— start Listed records —

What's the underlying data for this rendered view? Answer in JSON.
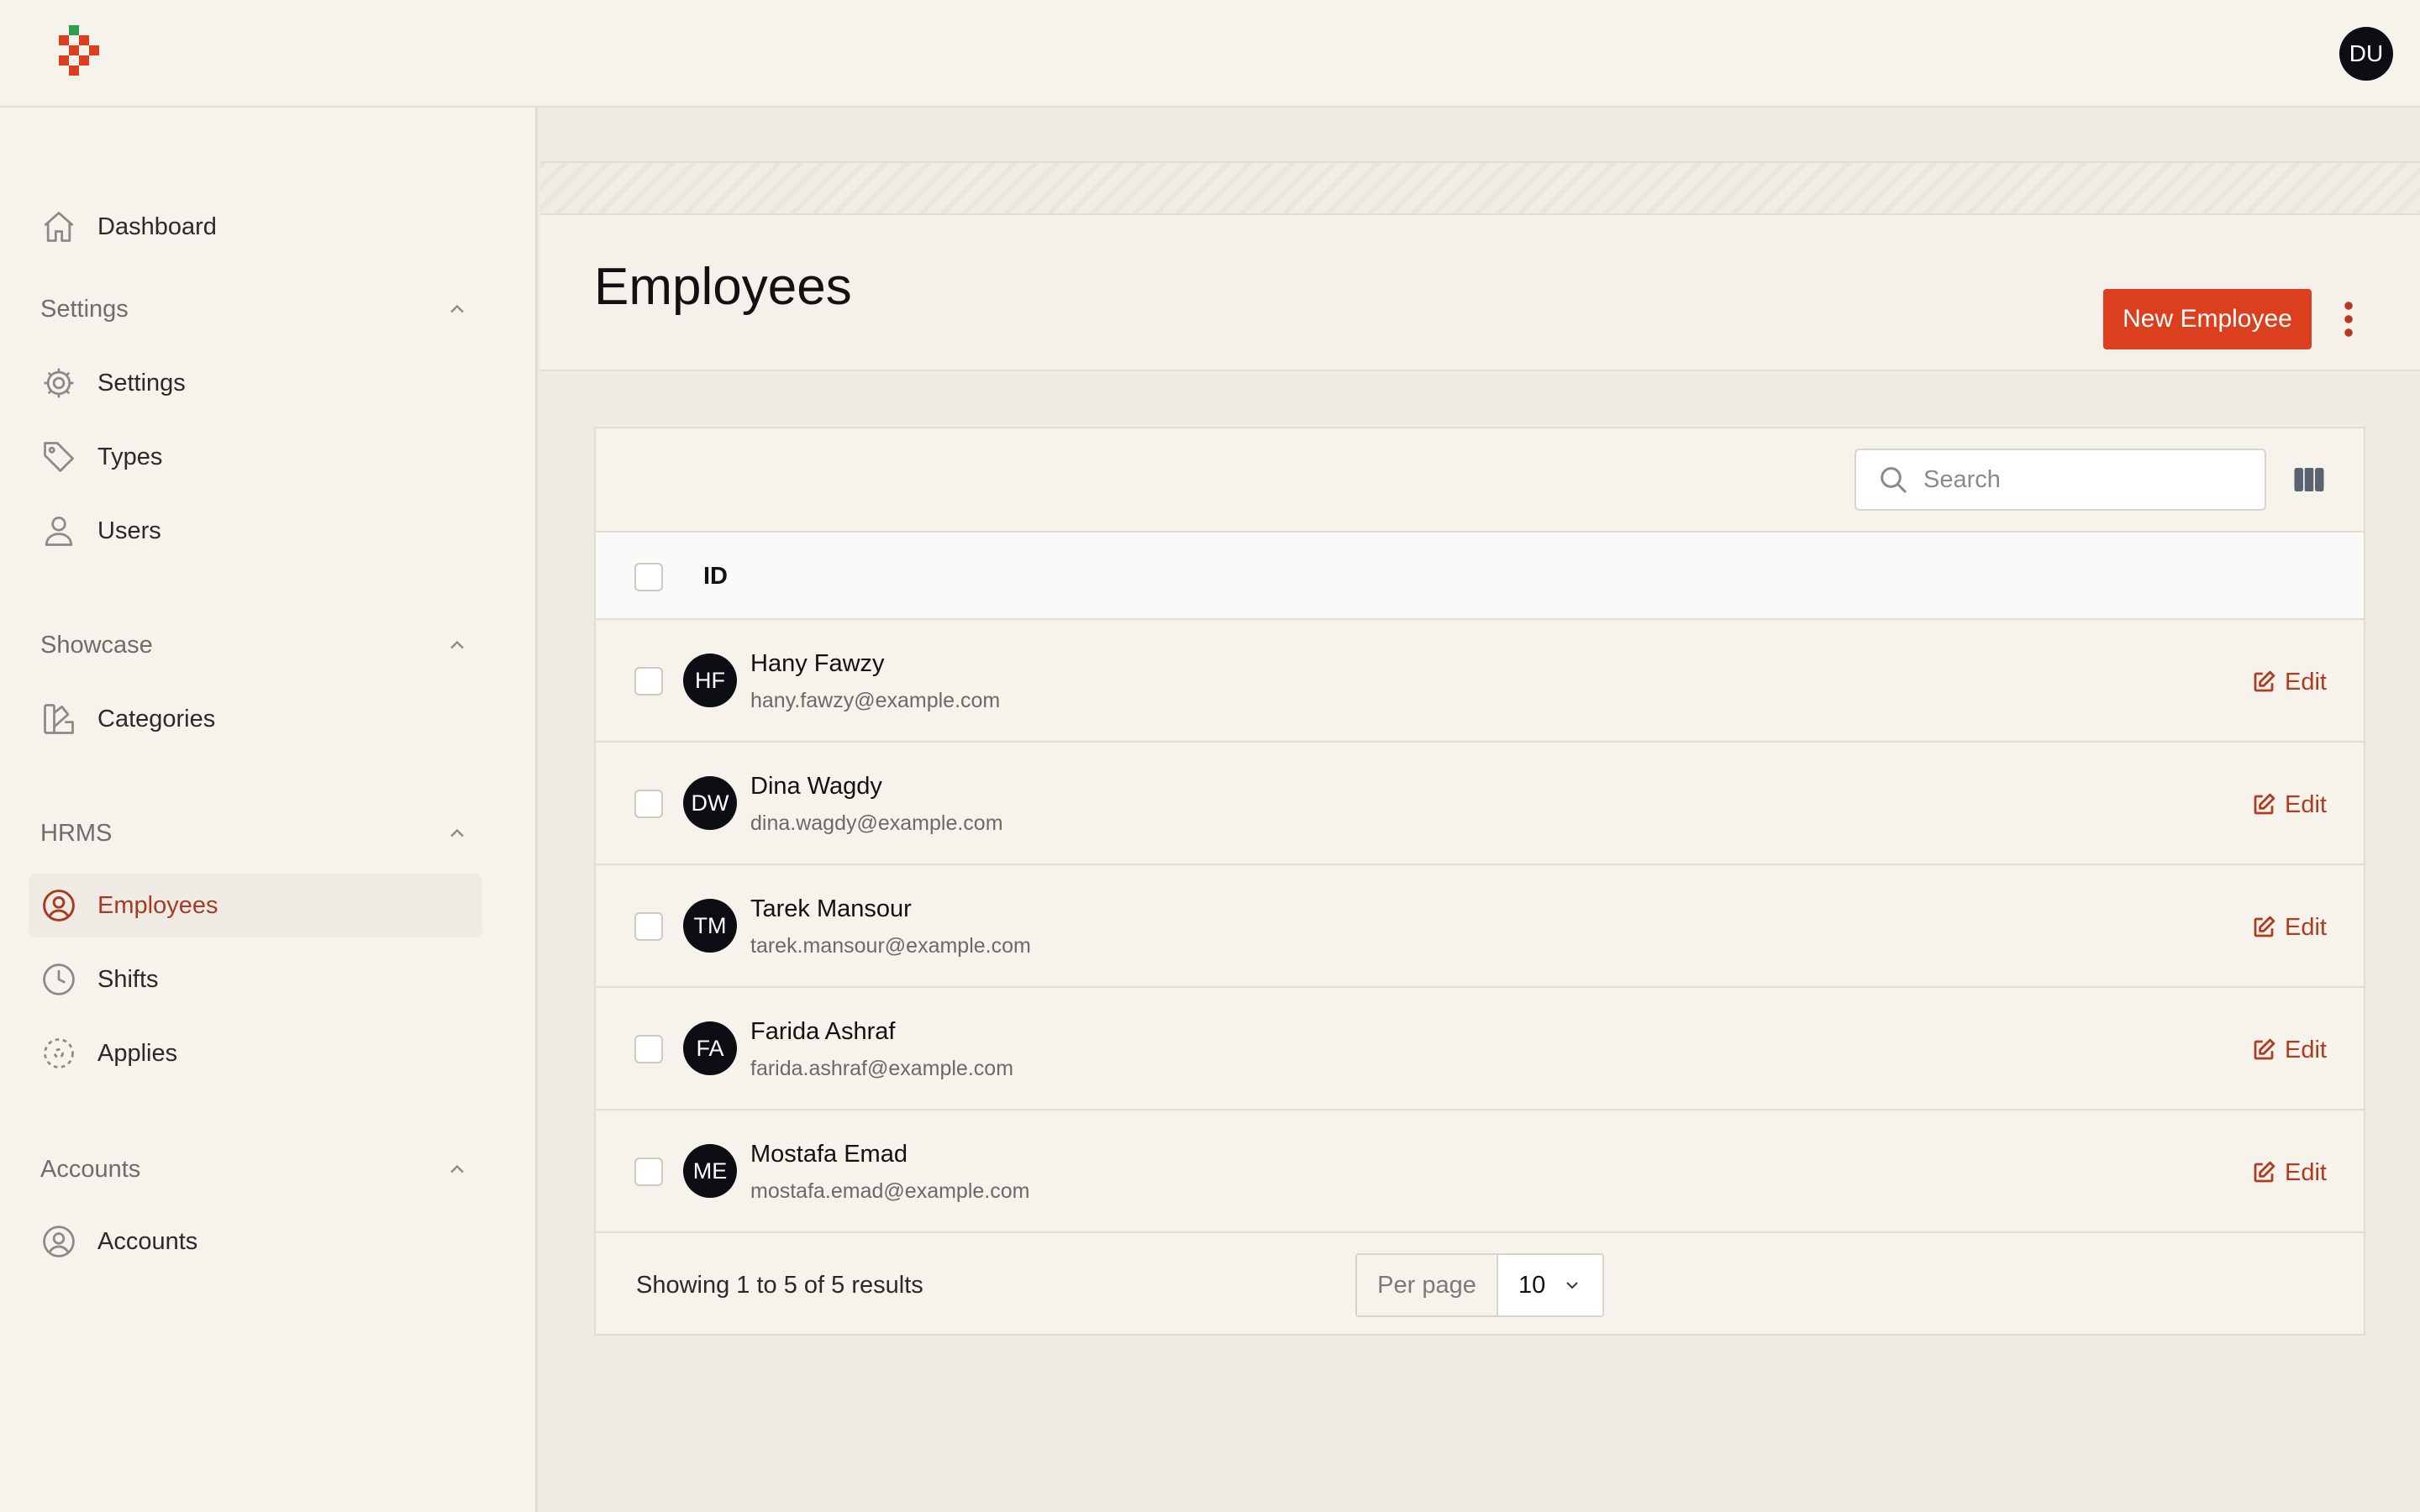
{
  "user": {
    "initials": "DU"
  },
  "sidebar": {
    "dashboard": "Dashboard",
    "groups": {
      "settings": {
        "label": "Settings",
        "items": [
          "Settings",
          "Types",
          "Users"
        ]
      },
      "showcase": {
        "label": "Showcase",
        "items": [
          "Categories"
        ]
      },
      "hrms": {
        "label": "HRMS",
        "items": [
          "Employees",
          "Shifts",
          "Applies"
        ]
      },
      "accounts": {
        "label": "Accounts",
        "items": [
          "Accounts"
        ]
      }
    },
    "active_item": "Employees"
  },
  "page": {
    "title": "Employees",
    "new_button": "New Employee"
  },
  "table": {
    "search_placeholder": "Search",
    "column_id": "ID",
    "rows": [
      {
        "initials": "HF",
        "name": "Hany Fawzy",
        "email": "hany.fawzy@example.com",
        "action": "Edit"
      },
      {
        "initials": "DW",
        "name": "Dina Wagdy",
        "email": "dina.wagdy@example.com",
        "action": "Edit"
      },
      {
        "initials": "TM",
        "name": "Tarek Mansour",
        "email": "tarek.mansour@example.com",
        "action": "Edit"
      },
      {
        "initials": "FA",
        "name": "Farida Ashraf",
        "email": "farida.ashraf@example.com",
        "action": "Edit"
      },
      {
        "initials": "ME",
        "name": "Mostafa Emad",
        "email": "mostafa.emad@example.com",
        "action": "Edit"
      }
    ],
    "showing": "Showing 1 to 5 of 5 results",
    "per_page_label": "Per page",
    "per_page_value": "10"
  },
  "colors": {
    "accent": "#dc3f1e",
    "accent_text": "#a63a22",
    "avatar_bg": "#0d0d14",
    "page_bg": "#f0ebe1",
    "panel_bg": "#f6f2ec"
  },
  "icons": {
    "logo": "brand-logo",
    "dashboard": "home-icon",
    "settings": "gear-icon",
    "types": "tag-icon",
    "users": "user-icon",
    "categories": "swatch-icon",
    "employees": "user-circle-icon",
    "shifts": "clock-icon",
    "applies": "scan-icon",
    "accounts": "user-circle-icon",
    "group_toggle": "chevron-up-icon",
    "search": "search-icon",
    "columns": "columns-icon",
    "more": "kebab-icon",
    "edit": "edit-icon",
    "select": "chevron-down-icon"
  }
}
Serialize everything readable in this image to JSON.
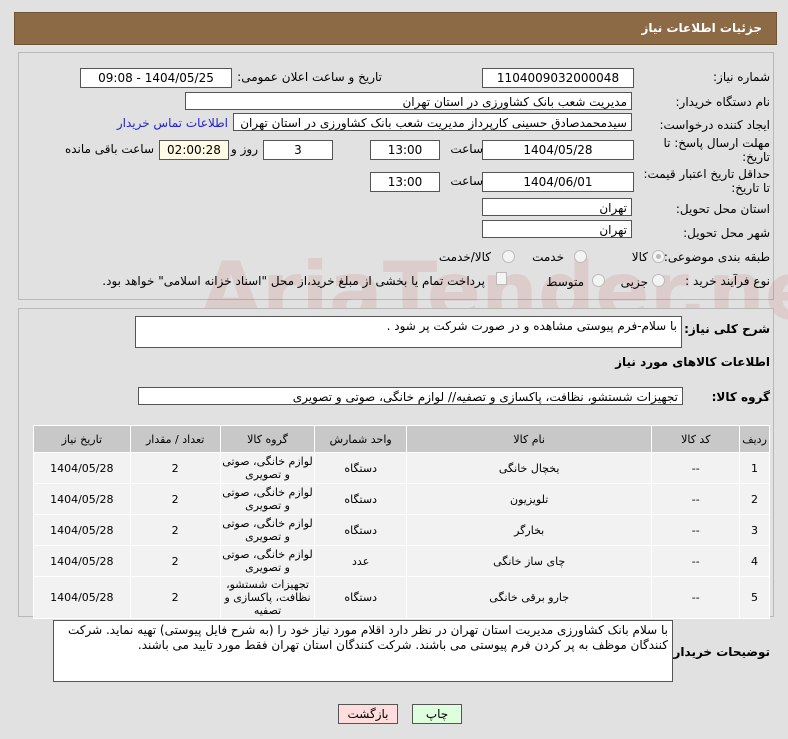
{
  "header": {
    "title": "جزئیات اطلاعات نیاز"
  },
  "form": {
    "need_number_label": "شماره نیاز:",
    "need_number": "1104009032000048",
    "announce_label": "تاریخ و ساعت اعلان عمومی:",
    "announce_value": "1404/05/25 - 09:08",
    "buyer_label": "نام دستگاه خریدار:",
    "buyer": "مدیریت شعب بانک کشاورزی در استان تهران",
    "creator_label": "ایجاد کننده درخواست:",
    "creator": "سیدمحمدصادق حسینی کارپرداز مدیریت شعب بانک کشاورزی در استان تهران",
    "contact_link": "اطلاعات تماس خریدار",
    "deadline_label": "مهلت ارسال پاسخ: تا تاریخ:",
    "deadline_date": "1404/05/28",
    "time_label": "ساعت",
    "deadline_time": "13:00",
    "days": "3",
    "days_label": "روز و",
    "remaining": "02:00:28",
    "remaining_label": "ساعت باقی مانده",
    "validity_label": "حداقل تاریخ اعتبار قیمت: تا تاریخ:",
    "validity_date": "1404/06/01",
    "validity_time": "13:00",
    "province_label": "استان محل تحویل:",
    "province": "تهران",
    "city_label": "شهر محل تحویل:",
    "city": "تهران",
    "category_label": "طبقه بندی موضوعی:",
    "category_options": [
      "کالا",
      "خدمت",
      "کالا/خدمت"
    ],
    "process_label": "نوع فرآیند خرید :",
    "process_options": [
      "جزیی",
      "متوسط"
    ],
    "payment_note": "پرداخت تمام یا بخشی از مبلغ خرید،از محل \"اسناد خزانه اسلامی\" خواهد بود."
  },
  "details": {
    "desc_label": "شرح کلی نیاز:",
    "desc": "با سلام-فرم پیوستی مشاهده و در صورت شرکت پر شود .",
    "goods_title": "اطلاعات کالاهای مورد نیاز",
    "group_label": "گروه کالا:",
    "group": "تجهیزات شستشو، نظافت، پاکسازی و تصفیه// لوازم خانگی، صوتی و تصویری",
    "columns": [
      "ردیف",
      "کد کالا",
      "نام کالا",
      "واحد شمارش",
      "گروه کالا",
      "تعداد / مقدار",
      "تاریخ نیاز"
    ],
    "rows": [
      [
        "1",
        "--",
        "یخچال خانگی",
        "دستگاه",
        "لوازم خانگی، صوتی و تصویری",
        "2",
        "1404/05/28"
      ],
      [
        "2",
        "--",
        "تلویزیون",
        "دستگاه",
        "لوازم خانگی، صوتی و تصویری",
        "2",
        "1404/05/28"
      ],
      [
        "3",
        "--",
        "بخارگر",
        "دستگاه",
        "لوازم خانگی، صوتی و تصویری",
        "2",
        "1404/05/28"
      ],
      [
        "4",
        "--",
        "چای ساز خانگی",
        "عدد",
        "لوازم خانگی، صوتی و تصویری",
        "2",
        "1404/05/28"
      ],
      [
        "5",
        "--",
        "جارو برقی خانگی",
        "دستگاه",
        "تجهیزات شستشو، نظافت، پاکسازی و تصفیه",
        "2",
        "1404/05/28"
      ]
    ],
    "buyer_notes_label": "توضیحات خریدار:",
    "buyer_notes": "با سلام بانک کشاورزی مدیریت استان تهران در نظر دارد اقلام مورد نیاز خود را (به شرح فایل پیوستی) تهیه نماید. شرکت کنندگان موظف به پر کردن فرم پیوستی می باشند. شرکت کنندگان استان تهران فقط مورد تایید می باشند."
  },
  "buttons": {
    "print": "چاپ",
    "back": "بازگشت"
  },
  "watermark": "AriaTender.net"
}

— end Listed records —

> **The task**
Repeat the listing in full and exactly. Do not include any images.

> **Problem solution**
What's the underlying data for this rendered view? Answer in JSON.
{
  "user": {
    "initials": "DU"
  },
  "sidebar": {
    "dashboard": "Dashboard",
    "groups": {
      "settings": {
        "label": "Settings",
        "items": [
          "Settings",
          "Types",
          "Users"
        ]
      },
      "showcase": {
        "label": "Showcase",
        "items": [
          "Categories"
        ]
      },
      "hrms": {
        "label": "HRMS",
        "items": [
          "Employees",
          "Shifts",
          "Applies"
        ]
      },
      "accounts": {
        "label": "Accounts",
        "items": [
          "Accounts"
        ]
      }
    },
    "active_item": "Employees"
  },
  "page": {
    "title": "Employees",
    "new_button": "New Employee"
  },
  "table": {
    "search_placeholder": "Search",
    "column_id": "ID",
    "rows": [
      {
        "initials": "HF",
        "name": "Hany Fawzy",
        "email": "hany.fawzy@example.com",
        "action": "Edit"
      },
      {
        "initials": "DW",
        "name": "Dina Wagdy",
        "email": "dina.wagdy@example.com",
        "action": "Edit"
      },
      {
        "initials": "TM",
        "name": "Tarek Mansour",
        "email": "tarek.mansour@example.com",
        "action": "Edit"
      },
      {
        "initials": "FA",
        "name": "Farida Ashraf",
        "email": "farida.ashraf@example.com",
        "action": "Edit"
      },
      {
        "initials": "ME",
        "name": "Mostafa Emad",
        "email": "mostafa.emad@example.com",
        "action": "Edit"
      }
    ],
    "showing": "Showing 1 to 5 of 5 results",
    "per_page_label": "Per page",
    "per_page_value": "10"
  },
  "colors": {
    "accent": "#dc3f1e",
    "accent_text": "#a63a22",
    "avatar_bg": "#0d0d14",
    "page_bg": "#f0ebe1",
    "panel_bg": "#f6f2ec"
  },
  "icons": {
    "logo": "brand-logo",
    "dashboard": "home-icon",
    "settings": "gear-icon",
    "types": "tag-icon",
    "users": "user-icon",
    "categories": "swatch-icon",
    "employees": "user-circle-icon",
    "shifts": "clock-icon",
    "applies": "scan-icon",
    "accounts": "user-circle-icon",
    "group_toggle": "chevron-up-icon",
    "search": "search-icon",
    "columns": "columns-icon",
    "more": "kebab-icon",
    "edit": "edit-icon",
    "select": "chevron-down-icon"
  }
}
Serialize everything readable in this image to JSON.
{
  "header": {
    "title": "جزئیات اطلاعات نیاز"
  },
  "form": {
    "need_number_label": "شماره نیاز:",
    "need_number": "1104009032000048",
    "announce_label": "تاریخ و ساعت اعلان عمومی:",
    "announce_value": "1404/05/25 - 09:08",
    "buyer_label": "نام دستگاه خریدار:",
    "buyer": "مدیریت شعب بانک کشاورزی در استان تهران",
    "creator_label": "ایجاد کننده درخواست:",
    "creator": "سیدمحمدصادق حسینی کارپرداز مدیریت شعب بانک کشاورزی در استان تهران",
    "contact_link": "اطلاعات تماس خریدار",
    "deadline_label": "مهلت ارسال پاسخ: تا تاریخ:",
    "deadline_date": "1404/05/28",
    "time_label": "ساعت",
    "deadline_time": "13:00",
    "days": "3",
    "days_label": "روز و",
    "remaining": "02:00:28",
    "remaining_label": "ساعت باقی مانده",
    "validity_label": "حداقل تاریخ اعتبار قیمت: تا تاریخ:",
    "validity_date": "1404/06/01",
    "validity_time": "13:00",
    "province_label": "استان محل تحویل:",
    "province": "تهران",
    "city_label": "شهر محل تحویل:",
    "city": "تهران",
    "category_label": "طبقه بندی موضوعی:",
    "category_options": [
      "کالا",
      "خدمت",
      "کالا/خدمت"
    ],
    "process_label": "نوع فرآیند خرید :",
    "process_options": [
      "جزیی",
      "متوسط"
    ],
    "payment_note": "پرداخت تمام یا بخشی از مبلغ خرید،از محل \"اسناد خزانه اسلامی\" خواهد بود."
  },
  "details": {
    "desc_label": "شرح کلی نیاز:",
    "desc": "با سلام-فرم پیوستی مشاهده و در صورت شرکت پر شود .",
    "goods_title": "اطلاعات کالاهای مورد نیاز",
    "group_label": "گروه کالا:",
    "group": "تجهیزات شستشو، نظافت، پاکسازی و تصفیه// لوازم خانگی، صوتی و تصویری",
    "columns": [
      "ردیف",
      "کد کالا",
      "نام کالا",
      "واحد شمارش",
      "گروه کالا",
      "تعداد / مقدار",
      "تاریخ نیاز"
    ],
    "rows": [
      [
        "1",
        "--",
        "یخچال خانگی",
        "دستگاه",
        "لوازم خانگی، صوتی و تصویری",
        "2",
        "1404/05/28"
      ],
      [
        "2",
        "--",
        "تلویزیون",
        "دستگاه",
        "لوازم خانگی، صوتی و تصویری",
        "2",
        "1404/05/28"
      ],
      [
        "3",
        "--",
        "بخارگر",
        "دستگاه",
        "لوازم خانگی، صوتی و تصویری",
        "2",
        "1404/05/28"
      ],
      [
        "4",
        "--",
        "چای ساز خانگی",
        "عدد",
        "لوازم خانگی، صوتی و تصویری",
        "2",
        "1404/05/28"
      ],
      [
        "5",
        "--",
        "جارو برقی خانگی",
        "دستگاه",
        "تجهیزات شستشو، نظافت، پاکسازی و تصفیه",
        "2",
        "1404/05/28"
      ]
    ],
    "buyer_notes_label": "توضیحات خریدار:",
    "buyer_notes": "با سلام بانک کشاورزی مدیریت استان تهران در نظر دارد اقلام مورد نیاز خود را (به شرح فایل پیوستی) تهیه نماید. شرکت کنندگان موظف به پر کردن فرم پیوستی می باشند. شرکت کنندگان استان تهران فقط مورد تایید می باشند."
  },
  "buttons": {
    "print": "چاپ",
    "back": "بازگشت"
  },
  "watermark": "AriaTender.net"
}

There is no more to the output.